[WORK INSTRUCTIONS]: Copy out each line in the material below that has the word "this".

[RECORDS FOR PROCESSING]:
::::
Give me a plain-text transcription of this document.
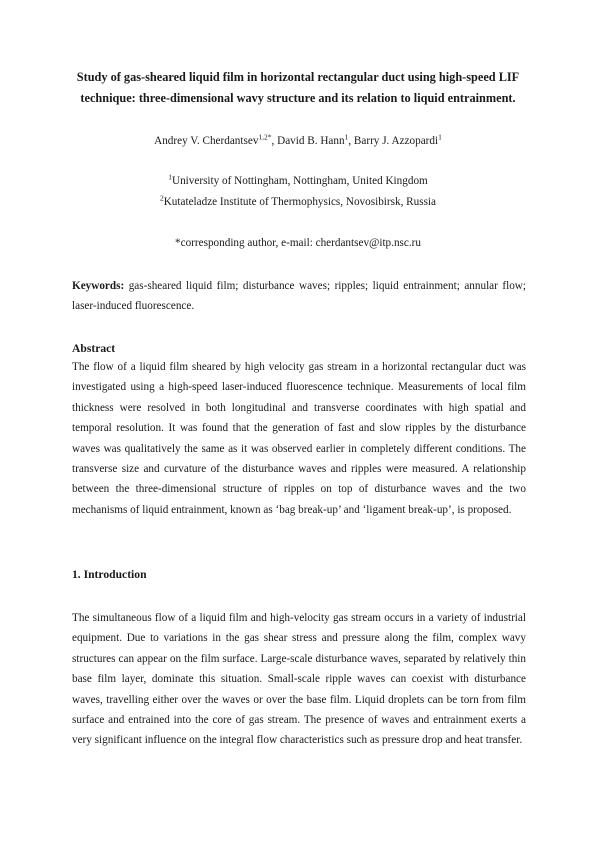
Study of gas-sheared liquid film in horizontal rectangular duct using high-speed LIF technique: three-dimensional wavy structure and its relation to liquid entrainment.
Andrey V. Cherdantsev$^{1,2*}$, David B. Hann$^1$, Barry J. Azzopardi$^1$
$^1$University of Nottingham, Nottingham, United Kingdom
$^2$Kutateladze Institute of Thermophysics, Novosibirsk, Russia
*corresponding author, e-mail: cherdantsev@itp.nsc.ru
Keywords: gas-sheared liquid film; disturbance waves; ripples; liquid entrainment; annular flow; laser-induced fluorescence.
Abstract
The flow of a liquid film sheared by high velocity gas stream in a horizontal rectangular duct was investigated using a high-speed laser-induced fluorescence technique. Measurements of local film thickness were resolved in both longitudinal and transverse coordinates with high spatial and temporal resolution. It was found that the generation of fast and slow ripples by the disturbance waves was qualitatively the same as it was observed earlier in completely different conditions. The transverse size and curvature of the disturbance waves and ripples were measured. A relationship between the three-dimensional structure of ripples on top of disturbance waves and the two mechanisms of liquid entrainment, known as ‘bag break-up’ and ‘ligament break-up’, is proposed.
1. Introduction
The simultaneous flow of a liquid film and high-velocity gas stream occurs in a variety of industrial equipment. Due to variations in the gas shear stress and pressure along the film, complex wavy structures can appear on the film surface. Large-scale disturbance waves, separated by relatively thin base film layer, dominate this situation. Small-scale ripple waves can coexist with disturbance waves, travelling either over the waves or over the base film. Liquid droplets can be torn from film surface and entrained into the core of gas stream. The presence of waves and entrainment exerts a very significant influence on the integral flow characteristics such as pressure drop and heat transfer.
::::
[THE ANSWER]:
Give me a plain-text transcription of this document.
The simultaneous flow of a liquid film and high-velocity gas stream occurs in a variety of industrial equipment. Due to variations in the gas shear stress and pressure along the film, complex wavy structures can appear on the film surface. Large-scale disturbance waves, separated by relatively thin base film layer, dominate this situation. Small-scale ripple waves can coexist with disturbance waves, travelling either over the waves or over the base film. Liquid droplets can be torn from film surface and entrained into the core of gas stream. The presence of waves and entrainment exerts a very significant influence on the integral flow characteristics such as pressure drop and heat transfer.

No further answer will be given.